## Your instructions
Rewrite the material starting at the line that contains "message-text: 笑死我 三年前我就和他们说过很多次我弟人品有问题" and ending at the line that contains "message-bubble[interactable]: 应该到叛逆期了 长大应该就会好", replacing "message-bubble" with "chat-bubble" and leaving everything else unchanged.
## begin Available data
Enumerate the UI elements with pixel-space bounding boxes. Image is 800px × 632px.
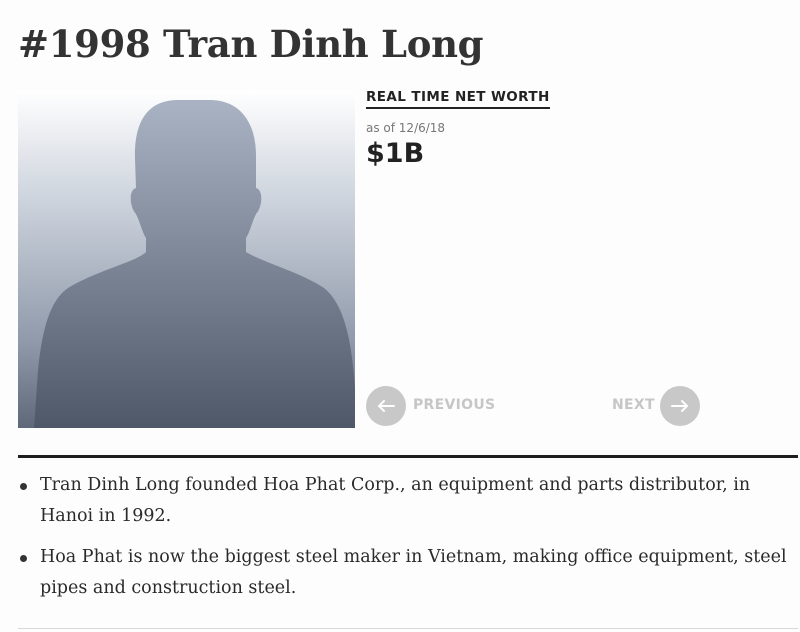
list-item: Tran Dinh Long founded Hoa Phat Corp., a…: [18, 470, 793, 532]
net-worth-value: $1B: [366, 138, 425, 169]
fact-text: Tran Dinh Long founded Hoa Phat Corp., a…: [40, 475, 751, 526]
profile-photo: [18, 90, 355, 428]
net-worth-label[interactable]: REAL TIME NET WORTH: [366, 89, 550, 109]
section-divider: [18, 455, 798, 458]
fact-text: Hoa Phat is now the biggest steel maker …: [40, 547, 787, 598]
bullet-icon: [20, 483, 27, 490]
next-button[interactable]: [660, 386, 700, 426]
list-item: Hoa Phat is now the biggest steel maker …: [18, 542, 793, 604]
bottom-divider: [18, 628, 798, 629]
previous-button[interactable]: [366, 386, 406, 426]
arrow-right-icon: [671, 400, 688, 412]
facts-list: Tran Dinh Long founded Hoa Phat Corp., a…: [18, 470, 793, 614]
person-silhouette-icon: [34, 100, 355, 428]
previous-label[interactable]: PREVIOUS: [413, 397, 495, 413]
arrow-left-icon: [378, 400, 395, 412]
next-label[interactable]: NEXT: [612, 397, 655, 413]
net-worth-date: as of 12/6/18: [366, 121, 446, 135]
page-title: #1998 Tran Dinh Long: [18, 22, 484, 66]
bullet-icon: [20, 555, 27, 562]
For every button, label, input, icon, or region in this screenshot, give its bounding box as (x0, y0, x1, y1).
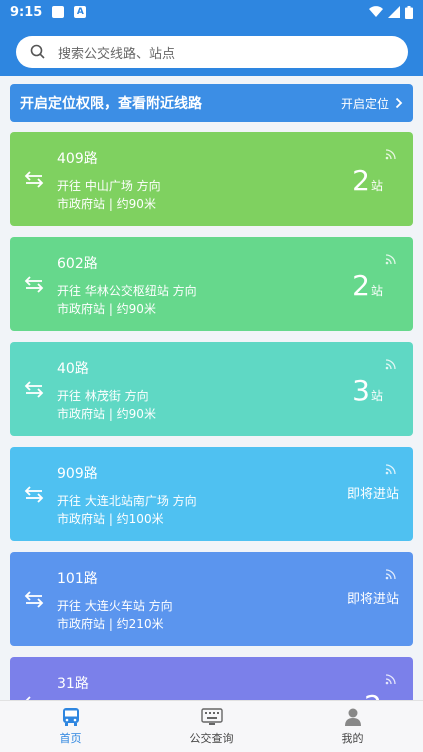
notification-icon (52, 6, 65, 18)
tab-home[interactable]: 首页 (0, 701, 141, 752)
route-name: 602路 (57, 256, 98, 272)
bus-route-card[interactable]: 409路开往 中山广场 方向 市政府站 | 约90米 2 站 (10, 132, 413, 226)
search-placeholder: 搜索公交线路、站点 (58, 46, 176, 62)
tab-profile-label: 我的 (341, 732, 364, 745)
stops-unit: 站 (370, 284, 383, 298)
stops-count: 2 (364, 689, 382, 700)
wifi-status-icon (369, 6, 383, 18)
bus-route-card[interactable]: 909路开往 大连北站南广场 方向 市政府站 | 约100米 即将进站 (10, 447, 413, 541)
bus-icon (62, 708, 79, 726)
signal-icon (388, 6, 400, 18)
enable-location-label: 开启定位 (340, 96, 389, 111)
main-content[interactable]: 开启定位权限，查看附近线路 开启定位 409路开往 中山广场 方向 市政府站 | … (0, 76, 423, 700)
route-name: 31路 (57, 676, 89, 692)
tab-profile[interactable]: 我的 (282, 701, 423, 752)
swap-direction-icon[interactable] (24, 590, 44, 608)
route-name: 101路 (57, 571, 98, 587)
stops-away: 3站 (352, 374, 383, 407)
swap-direction-icon[interactable] (24, 485, 44, 503)
realtime-signal-icon (385, 149, 396, 160)
bottom-tab-bar: 首页 公交查询 我的 (0, 700, 423, 752)
route-direction: 开往 林茂街 方向 (57, 389, 149, 403)
route-name: 909路 (57, 466, 98, 482)
tab-bus-query-label: 公交查询 (189, 732, 234, 745)
stop-distance: 市政府站 | 约210米 (57, 617, 164, 631)
stop-distance: 市政府站 | 约90米 (57, 302, 156, 316)
search-icon (30, 44, 45, 59)
stops-unit: 站 (370, 179, 383, 193)
arrival-status: 即将进站 (346, 487, 399, 502)
status-time: 9:15 (10, 4, 43, 20)
bus-route-card[interactable]: 602路开往 华林公交枢纽站 方向 市政府站 | 约90米 2 站 (10, 237, 413, 331)
enable-location-button[interactable]: 开启定位 (341, 95, 403, 112)
realtime-signal-icon (385, 359, 396, 370)
stops-away: 2 (364, 689, 383, 700)
route-name: 409路 (57, 151, 98, 167)
stops-count: 3 (352, 374, 370, 407)
swap-direction-icon[interactable] (24, 170, 44, 188)
realtime-signal-icon (385, 674, 396, 685)
stops-count: 2 (352, 164, 370, 197)
arrival-status: 即将进站 (346, 592, 399, 607)
route-direction: 开往 中山广场 方向 (57, 179, 161, 193)
tab-bus-query[interactable]: 公交查询 (141, 701, 282, 752)
keyboard-icon (200, 708, 223, 725)
swap-direction-icon[interactable] (24, 275, 44, 293)
tab-home-label: 首页 (59, 732, 82, 745)
stop-distance: 市政府站 | 约90米 (57, 407, 156, 421)
stops-away: 2站 (352, 164, 383, 197)
header: 搜索公交线路、站点 (0, 24, 423, 76)
route-name: 40路 (57, 361, 89, 377)
app-notification-icon: A (74, 6, 87, 18)
chevron-right-icon (395, 97, 403, 109)
realtime-signal-icon (385, 254, 396, 265)
person-icon (344, 708, 361, 726)
realtime-signal-icon (385, 569, 396, 580)
bus-route-card[interactable]: 31路 2 (10, 657, 413, 700)
battery-icon (405, 5, 413, 19)
realtime-signal-icon (385, 464, 396, 475)
stops-unit: 站 (370, 389, 383, 403)
stop-distance: 市政府站 | 约90米 (57, 197, 156, 211)
bus-route-card[interactable]: 40路开往 林茂街 方向 市政府站 | 约90米 3 站 (10, 342, 413, 436)
route-direction: 开往 大连火车站 方向 (57, 599, 173, 613)
stops-count: 2 (352, 269, 370, 302)
route-direction: 开往 大连北站南广场 方向 (57, 494, 197, 508)
route-direction: 开往 华林公交枢纽站 方向 (57, 284, 197, 298)
stop-distance: 市政府站 | 约100米 (57, 512, 164, 526)
search-input[interactable]: 搜索公交线路、站点 (16, 36, 408, 68)
stops-away: 2站 (352, 269, 383, 302)
location-permission-banner[interactable]: 开启定位权限，查看附近线路 开启定位 (10, 84, 413, 122)
location-banner-title: 开启定位权限，查看附近线路 (20, 96, 202, 112)
bus-route-card[interactable]: 101路开往 大连火车站 方向 市政府站 | 约210米 即将进站 (10, 552, 413, 646)
swap-direction-icon[interactable] (24, 380, 44, 398)
status-bar: 9:15 A (0, 0, 423, 24)
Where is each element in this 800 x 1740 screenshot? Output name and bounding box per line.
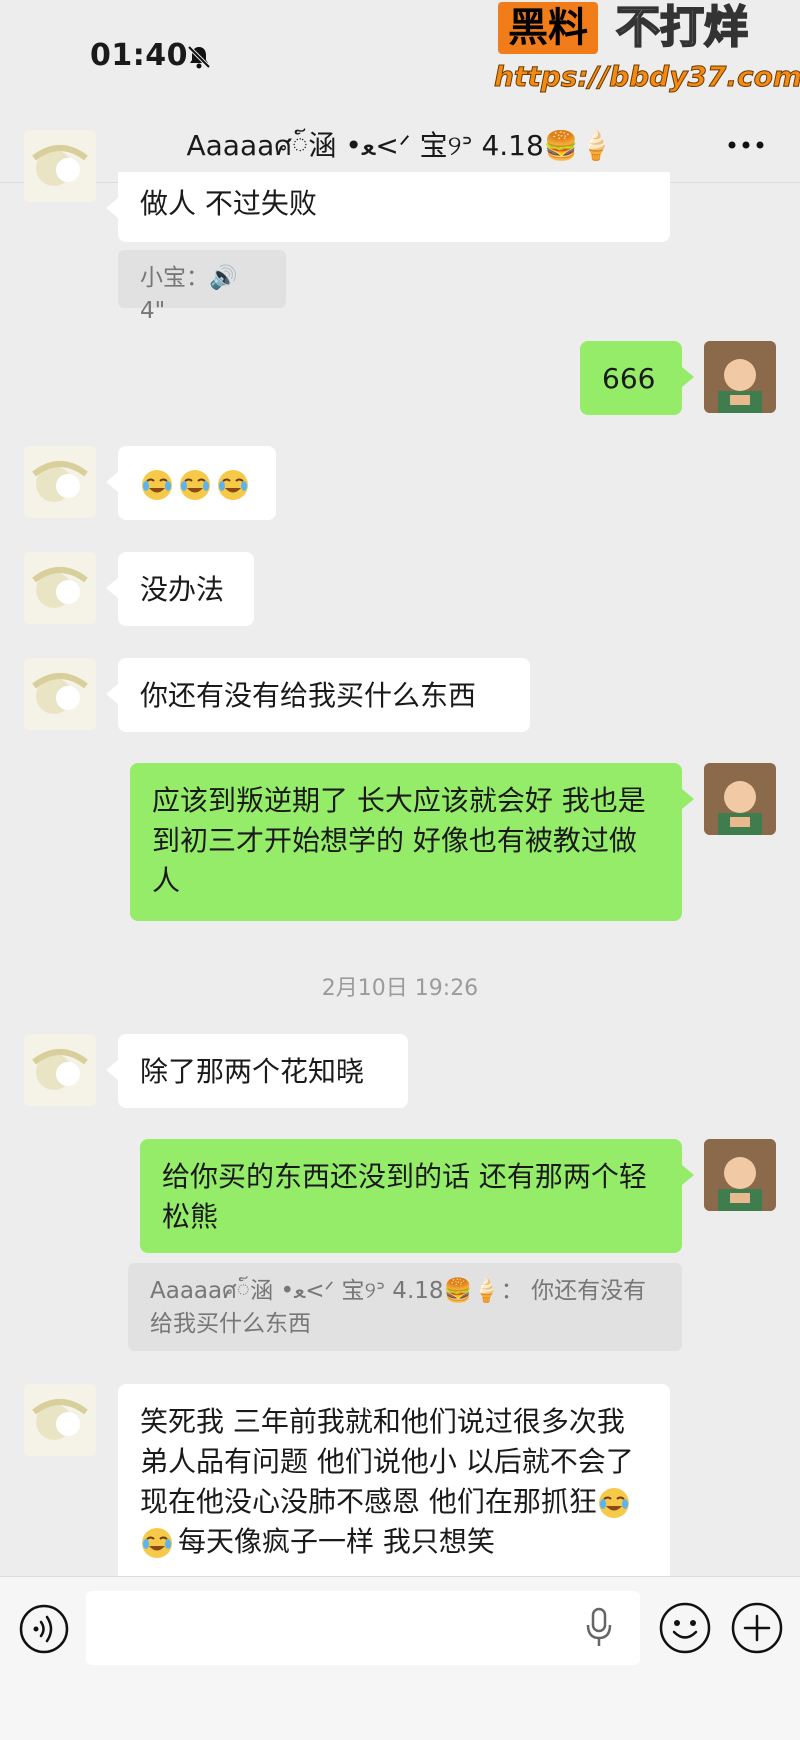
message-text: 笑死我 三年前我就和他们说过很多次我弟人品有问题 他们说他小 以后就不会了 现在…	[140, 1405, 634, 1518]
message-text: 给你买的东西还没到的话 还有那两个轻松熊	[162, 1160, 647, 1233]
quoted-text: 小宝：🔊 4"	[140, 265, 238, 324]
message-bubble[interactable]: 666	[580, 341, 694, 415]
quoted-message[interactable]: Aaaaaศ៍涵 •ﻌ<ᐟ 宝୨ᐣ 4.18🍔🍦： 你还有没有给我买什么东西	[128, 1263, 682, 1351]
message-bubble[interactable]: 应该到叛逆期了 长大应该就会好 我也是到初三才开始想学的 好像也有被教过做人	[130, 763, 694, 921]
message-bubble[interactable]: 没办法	[106, 552, 254, 626]
crying-laughing-emoji-icon	[598, 1488, 629, 1518]
message-bubble[interactable]: 做人 不过失败	[106, 172, 670, 242]
emoji-picker-icon[interactable]	[658, 1601, 712, 1655]
my-avatar[interactable]	[704, 1139, 776, 1211]
message-bubble[interactable]: 除了那两个花知晓	[106, 1034, 408, 1108]
watermark-logo: 黑料 不打烊 https://bbdy37.com	[493, 0, 800, 100]
quoted-message[interactable]: 小宝：🔊 4"	[118, 250, 286, 324]
message-bubble[interactable]	[106, 446, 276, 520]
message-bubble[interactable]: 给你买的东西还没到的话 还有那两个轻松熊	[140, 1139, 694, 1253]
contact-avatar[interactable]	[24, 552, 96, 624]
quoted-text: Aaaaaศ៍涵 •ﻌ<ᐟ 宝୨ᐣ 4.18🍔🍦： 你还有没有给我买什么东西	[150, 1278, 647, 1337]
message-text: 没办法	[140, 573, 225, 606]
watermark-text: 不打烊	[615, 1, 749, 54]
message-text: 你还有没有给我买什么东西	[140, 679, 477, 712]
crying-laughing-emoji-icon	[180, 470, 210, 500]
contact-avatar[interactable]	[24, 658, 96, 730]
contact-avatar[interactable]	[24, 130, 96, 202]
message-input[interactable]	[86, 1591, 640, 1665]
contact-avatar[interactable]	[24, 1034, 96, 1106]
status-bar: 01:40 黑料 不打烊 https://bbdy37.com	[0, 0, 800, 110]
watermark-box: 黑料	[498, 2, 598, 54]
crying-laughing-emoji-icon	[142, 470, 172, 500]
message-bubble[interactable]: 你还有没有给我买什么东西	[106, 658, 530, 732]
my-avatar[interactable]	[704, 341, 776, 413]
message-text: 做人 不过失败	[140, 187, 317, 220]
my-avatar[interactable]	[704, 763, 776, 835]
input-bar	[0, 1576, 800, 1740]
message-timestamp: 2月10日 19:26	[321, 976, 479, 1001]
message-text: 应该到叛逆期了 长大应该就会好 我也是到初三才开始想学的 好像也有被教过做人	[152, 784, 646, 897]
status-time: 01:40	[90, 38, 188, 73]
message-text-continued: 每天像疯子一样 我只想笑	[178, 1525, 495, 1558]
voice-input-icon[interactable]	[18, 1603, 70, 1655]
crying-laughing-emoji-icon	[142, 1528, 172, 1558]
contact-avatar[interactable]	[24, 446, 96, 518]
bell-muted-icon	[187, 45, 211, 69]
message-text: 666	[602, 362, 656, 395]
contact-avatar[interactable]	[24, 1384, 96, 1456]
more-options-icon[interactable]	[726, 138, 766, 152]
message-text: 除了那两个花知晓	[140, 1055, 365, 1088]
watermark-url: https://bbdy37.com	[493, 60, 800, 94]
plus-icon[interactable]	[730, 1601, 784, 1655]
microphone-icon[interactable]	[584, 1607, 614, 1649]
crying-laughing-emoji-icon	[218, 470, 248, 500]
## end Available data
## Exercise response
message-text: 笑死我 三年前我就和他们说过很多次我弟人品有问题 他们说他小 以后就不会了 现在…	[140, 1405, 634, 1518]
message-text: 给你买的东西还没到的话 还有那两个轻松熊	[162, 1160, 647, 1233]
quoted-text: 小宝：🔊 4"	[140, 265, 238, 324]
chat-bubble[interactable]: 666	[580, 341, 694, 415]
quoted-message[interactable]: Aaaaaศ៍涵 •ﻌ<ᐟ 宝୨ᐣ 4.18🍔🍦： 你还有没有给我买什么东西	[128, 1263, 682, 1351]
chat-bubble[interactable]: 应该到叛逆期了 长大应该就会好 我也是到初三才开始想学的 好像也有被教过做人	[130, 763, 694, 921]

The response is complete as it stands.